**The task**
Write out exactly the lines below that run from the line containing "Give me a plain-text" through the last line of the records.

**Dataset extract**
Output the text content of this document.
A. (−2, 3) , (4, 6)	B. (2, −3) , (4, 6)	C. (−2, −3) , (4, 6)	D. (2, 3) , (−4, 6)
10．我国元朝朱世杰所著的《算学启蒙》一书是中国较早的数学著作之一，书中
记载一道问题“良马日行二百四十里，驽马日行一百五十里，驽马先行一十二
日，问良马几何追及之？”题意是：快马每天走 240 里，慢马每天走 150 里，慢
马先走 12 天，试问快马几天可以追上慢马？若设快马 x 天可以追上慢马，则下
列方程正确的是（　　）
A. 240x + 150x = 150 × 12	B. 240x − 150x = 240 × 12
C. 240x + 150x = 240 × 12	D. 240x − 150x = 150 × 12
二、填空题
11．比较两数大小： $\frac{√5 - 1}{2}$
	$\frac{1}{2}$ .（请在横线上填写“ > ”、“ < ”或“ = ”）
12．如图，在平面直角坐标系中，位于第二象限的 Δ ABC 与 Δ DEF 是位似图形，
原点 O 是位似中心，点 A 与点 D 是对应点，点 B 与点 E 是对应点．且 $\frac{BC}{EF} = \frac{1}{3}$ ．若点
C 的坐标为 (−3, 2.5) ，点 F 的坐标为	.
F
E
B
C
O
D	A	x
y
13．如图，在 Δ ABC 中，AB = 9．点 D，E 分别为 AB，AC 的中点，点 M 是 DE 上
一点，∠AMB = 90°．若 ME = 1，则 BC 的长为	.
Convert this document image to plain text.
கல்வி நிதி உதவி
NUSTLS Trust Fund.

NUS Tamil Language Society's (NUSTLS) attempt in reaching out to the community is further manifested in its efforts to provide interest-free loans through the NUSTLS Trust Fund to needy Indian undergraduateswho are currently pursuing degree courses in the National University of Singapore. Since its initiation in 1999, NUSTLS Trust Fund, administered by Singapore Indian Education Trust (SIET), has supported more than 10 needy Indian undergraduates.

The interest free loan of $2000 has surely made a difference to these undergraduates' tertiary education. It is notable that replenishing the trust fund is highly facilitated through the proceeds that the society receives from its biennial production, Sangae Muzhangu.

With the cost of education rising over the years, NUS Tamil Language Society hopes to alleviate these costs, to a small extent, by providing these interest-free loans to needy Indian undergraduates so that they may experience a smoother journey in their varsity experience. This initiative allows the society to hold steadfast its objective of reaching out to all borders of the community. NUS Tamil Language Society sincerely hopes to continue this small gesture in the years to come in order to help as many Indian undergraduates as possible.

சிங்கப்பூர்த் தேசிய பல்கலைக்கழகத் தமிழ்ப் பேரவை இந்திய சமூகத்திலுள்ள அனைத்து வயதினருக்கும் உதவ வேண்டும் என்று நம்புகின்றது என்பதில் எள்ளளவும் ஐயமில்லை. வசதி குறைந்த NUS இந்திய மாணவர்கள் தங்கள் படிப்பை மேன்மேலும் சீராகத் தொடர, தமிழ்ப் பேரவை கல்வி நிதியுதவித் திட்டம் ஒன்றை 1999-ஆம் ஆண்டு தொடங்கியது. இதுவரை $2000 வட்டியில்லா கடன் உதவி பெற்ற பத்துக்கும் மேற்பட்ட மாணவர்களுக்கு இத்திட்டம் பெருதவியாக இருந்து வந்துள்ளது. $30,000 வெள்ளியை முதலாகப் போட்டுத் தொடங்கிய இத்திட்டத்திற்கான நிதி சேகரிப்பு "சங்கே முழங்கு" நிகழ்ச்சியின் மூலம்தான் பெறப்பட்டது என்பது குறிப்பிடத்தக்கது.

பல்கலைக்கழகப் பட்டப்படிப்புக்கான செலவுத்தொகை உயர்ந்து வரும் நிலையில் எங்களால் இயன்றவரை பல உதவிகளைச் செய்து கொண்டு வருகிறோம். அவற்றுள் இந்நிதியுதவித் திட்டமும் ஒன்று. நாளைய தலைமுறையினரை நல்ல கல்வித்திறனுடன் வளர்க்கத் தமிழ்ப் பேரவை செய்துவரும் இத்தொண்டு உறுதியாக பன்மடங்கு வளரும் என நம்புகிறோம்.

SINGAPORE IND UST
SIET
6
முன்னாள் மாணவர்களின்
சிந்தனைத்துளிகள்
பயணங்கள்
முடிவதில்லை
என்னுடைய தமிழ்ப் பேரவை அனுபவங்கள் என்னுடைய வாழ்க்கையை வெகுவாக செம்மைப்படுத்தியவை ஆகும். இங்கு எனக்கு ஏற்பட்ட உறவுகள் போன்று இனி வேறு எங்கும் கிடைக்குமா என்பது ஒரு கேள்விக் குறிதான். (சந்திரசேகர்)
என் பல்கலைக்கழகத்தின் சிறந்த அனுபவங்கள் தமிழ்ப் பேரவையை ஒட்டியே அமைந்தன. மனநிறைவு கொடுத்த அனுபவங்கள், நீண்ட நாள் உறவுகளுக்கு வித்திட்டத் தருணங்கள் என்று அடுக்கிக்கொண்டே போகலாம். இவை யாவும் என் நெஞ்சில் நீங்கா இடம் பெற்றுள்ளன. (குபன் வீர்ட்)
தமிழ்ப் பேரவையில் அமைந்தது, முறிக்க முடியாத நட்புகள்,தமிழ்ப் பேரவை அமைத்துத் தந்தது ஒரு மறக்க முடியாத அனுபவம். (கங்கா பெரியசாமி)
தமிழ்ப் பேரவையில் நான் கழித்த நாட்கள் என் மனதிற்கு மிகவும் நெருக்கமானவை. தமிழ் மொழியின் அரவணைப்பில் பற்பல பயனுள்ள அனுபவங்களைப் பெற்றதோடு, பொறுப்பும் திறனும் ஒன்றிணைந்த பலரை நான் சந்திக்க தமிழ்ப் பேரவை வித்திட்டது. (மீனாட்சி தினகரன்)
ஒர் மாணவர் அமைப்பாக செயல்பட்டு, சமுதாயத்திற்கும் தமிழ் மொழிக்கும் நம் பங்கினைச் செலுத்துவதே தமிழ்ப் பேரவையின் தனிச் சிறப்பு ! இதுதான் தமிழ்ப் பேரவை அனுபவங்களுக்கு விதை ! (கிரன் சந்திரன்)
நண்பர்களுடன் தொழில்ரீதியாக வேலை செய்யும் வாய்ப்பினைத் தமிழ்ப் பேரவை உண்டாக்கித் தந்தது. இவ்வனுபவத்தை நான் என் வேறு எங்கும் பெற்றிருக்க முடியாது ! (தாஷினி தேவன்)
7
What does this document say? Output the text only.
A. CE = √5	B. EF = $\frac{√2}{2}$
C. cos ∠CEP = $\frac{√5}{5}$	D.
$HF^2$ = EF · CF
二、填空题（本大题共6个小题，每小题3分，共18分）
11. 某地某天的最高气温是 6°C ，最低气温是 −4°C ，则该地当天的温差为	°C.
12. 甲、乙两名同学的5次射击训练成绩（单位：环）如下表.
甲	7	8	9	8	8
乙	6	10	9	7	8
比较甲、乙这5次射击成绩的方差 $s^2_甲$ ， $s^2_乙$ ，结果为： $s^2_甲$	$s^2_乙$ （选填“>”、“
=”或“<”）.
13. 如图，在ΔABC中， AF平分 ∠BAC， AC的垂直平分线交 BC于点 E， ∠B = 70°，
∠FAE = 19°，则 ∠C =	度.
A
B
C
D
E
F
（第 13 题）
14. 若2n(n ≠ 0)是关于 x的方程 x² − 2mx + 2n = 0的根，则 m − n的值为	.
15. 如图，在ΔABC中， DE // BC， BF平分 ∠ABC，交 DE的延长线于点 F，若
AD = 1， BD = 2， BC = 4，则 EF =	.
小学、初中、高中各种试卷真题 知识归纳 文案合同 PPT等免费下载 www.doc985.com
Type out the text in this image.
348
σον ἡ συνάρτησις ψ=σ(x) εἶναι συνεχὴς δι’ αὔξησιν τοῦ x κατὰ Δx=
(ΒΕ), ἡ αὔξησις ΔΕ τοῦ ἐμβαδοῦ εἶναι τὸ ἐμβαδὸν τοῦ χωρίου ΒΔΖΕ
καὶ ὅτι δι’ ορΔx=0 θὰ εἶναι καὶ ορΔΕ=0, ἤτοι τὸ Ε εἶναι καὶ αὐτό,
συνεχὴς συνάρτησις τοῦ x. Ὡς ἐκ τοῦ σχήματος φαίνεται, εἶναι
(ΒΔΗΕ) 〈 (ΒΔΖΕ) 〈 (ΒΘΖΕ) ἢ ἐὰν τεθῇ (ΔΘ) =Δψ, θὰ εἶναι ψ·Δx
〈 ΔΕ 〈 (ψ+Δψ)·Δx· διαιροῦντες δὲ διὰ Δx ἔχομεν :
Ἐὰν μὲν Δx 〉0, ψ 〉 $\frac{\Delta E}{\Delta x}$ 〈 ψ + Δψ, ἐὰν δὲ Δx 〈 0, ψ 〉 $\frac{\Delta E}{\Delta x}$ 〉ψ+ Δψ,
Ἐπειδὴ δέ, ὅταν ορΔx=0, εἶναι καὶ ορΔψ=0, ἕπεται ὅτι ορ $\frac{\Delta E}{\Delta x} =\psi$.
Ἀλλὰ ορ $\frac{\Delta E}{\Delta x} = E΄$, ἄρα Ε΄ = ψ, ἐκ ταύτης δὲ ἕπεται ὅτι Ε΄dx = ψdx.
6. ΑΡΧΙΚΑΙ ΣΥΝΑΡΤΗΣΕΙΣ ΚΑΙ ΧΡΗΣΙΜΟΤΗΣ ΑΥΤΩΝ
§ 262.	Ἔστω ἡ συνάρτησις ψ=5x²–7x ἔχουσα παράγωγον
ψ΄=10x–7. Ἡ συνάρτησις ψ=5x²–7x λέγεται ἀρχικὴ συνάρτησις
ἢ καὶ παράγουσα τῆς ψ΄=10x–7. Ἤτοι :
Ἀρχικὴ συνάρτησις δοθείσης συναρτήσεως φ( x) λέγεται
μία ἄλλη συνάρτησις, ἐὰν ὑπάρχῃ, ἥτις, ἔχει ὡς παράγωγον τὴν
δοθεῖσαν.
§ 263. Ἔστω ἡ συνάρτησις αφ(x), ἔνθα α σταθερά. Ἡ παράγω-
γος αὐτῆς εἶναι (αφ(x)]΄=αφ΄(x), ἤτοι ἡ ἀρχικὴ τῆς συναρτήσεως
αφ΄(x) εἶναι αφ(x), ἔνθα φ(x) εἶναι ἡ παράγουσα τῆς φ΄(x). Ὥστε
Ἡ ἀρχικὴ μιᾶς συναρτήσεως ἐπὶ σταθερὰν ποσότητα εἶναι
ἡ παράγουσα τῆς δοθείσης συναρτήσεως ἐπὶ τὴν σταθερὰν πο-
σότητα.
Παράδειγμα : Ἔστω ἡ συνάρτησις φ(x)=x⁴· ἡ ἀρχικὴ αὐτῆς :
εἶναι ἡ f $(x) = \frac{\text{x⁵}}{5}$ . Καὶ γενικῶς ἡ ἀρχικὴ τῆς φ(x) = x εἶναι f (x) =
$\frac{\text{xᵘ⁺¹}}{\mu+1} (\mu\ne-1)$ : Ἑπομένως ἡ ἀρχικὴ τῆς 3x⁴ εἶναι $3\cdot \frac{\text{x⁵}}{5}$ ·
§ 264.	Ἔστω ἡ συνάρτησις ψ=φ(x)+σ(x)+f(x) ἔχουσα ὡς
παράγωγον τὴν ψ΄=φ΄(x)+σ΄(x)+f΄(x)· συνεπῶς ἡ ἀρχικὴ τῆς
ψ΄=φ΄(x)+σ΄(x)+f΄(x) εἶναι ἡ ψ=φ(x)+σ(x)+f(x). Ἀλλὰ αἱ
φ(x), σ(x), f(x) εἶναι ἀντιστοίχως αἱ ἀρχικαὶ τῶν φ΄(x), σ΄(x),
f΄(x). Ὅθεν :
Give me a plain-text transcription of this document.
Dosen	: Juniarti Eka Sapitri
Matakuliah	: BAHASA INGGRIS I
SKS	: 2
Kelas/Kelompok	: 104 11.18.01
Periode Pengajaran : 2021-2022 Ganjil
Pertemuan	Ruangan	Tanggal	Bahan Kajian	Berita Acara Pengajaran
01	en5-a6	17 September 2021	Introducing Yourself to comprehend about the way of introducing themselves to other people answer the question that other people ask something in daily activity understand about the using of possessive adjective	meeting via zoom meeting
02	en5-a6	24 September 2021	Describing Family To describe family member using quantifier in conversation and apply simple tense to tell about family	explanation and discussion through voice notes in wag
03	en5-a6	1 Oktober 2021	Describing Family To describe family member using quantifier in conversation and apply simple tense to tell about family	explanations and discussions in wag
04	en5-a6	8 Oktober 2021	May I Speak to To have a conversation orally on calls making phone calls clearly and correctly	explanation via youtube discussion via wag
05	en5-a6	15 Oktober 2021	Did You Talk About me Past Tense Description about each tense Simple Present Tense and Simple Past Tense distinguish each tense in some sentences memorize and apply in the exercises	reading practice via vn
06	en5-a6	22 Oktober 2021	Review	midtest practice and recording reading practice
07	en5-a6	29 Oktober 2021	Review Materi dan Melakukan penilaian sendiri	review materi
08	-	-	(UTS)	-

**Response to this exercise**
Give me a plain-text transcription of this document.
Dosen	: Juniarti Eka Sapitri
Matakuliah	: BAHASA INGGRIS I
SKS	: 2
Kelas/Kelompok	: 104 11.18.01
Periode Pengajaran : 2021-2022 Ganjil
Pertemuan	Ruangan	Tanggal	Bahan Kajian	Berita Acara Pengajaran
01	en5-a6	17 September 2021	Introducing Yourself to comprehend about the way of introducing themselves to other people answer the question that other people ask something in daily activity understand about the using of possessive adjective	meeting via zoom meeting
02	en5-a6	24 September 2021	Describing Family To describe family member using quantifier in conversation and apply simple tense to tell about family	explanation and discussion through voice notes in wag
03	en5-a6	1 Oktober 2021	Describing Family To describe family member using quantifier in conversation and apply simple tense to tell about family	explanations and discussions in wag
04	en5-a6	8 Oktober 2021	May I Speak to To have a conversation orally on calls making phone calls clearly and correctly	explanation via youtube discussion via wag
05	en5-a6	15 Oktober 2021	Did You Talk About me Past Tense Description about each tense Simple Present Tense and Simple Past Tense distinguish each tense in some sentences memorize and apply in the exercises	reading practice via vn
06	en5-a6	22 Oktober 2021	Review	midtest practice and recording reading practice
07	en5-a6	29 Oktober 2021	Review Materi dan Melakukan penilaian sendiri	review materi
08	-	-	(UTS)	-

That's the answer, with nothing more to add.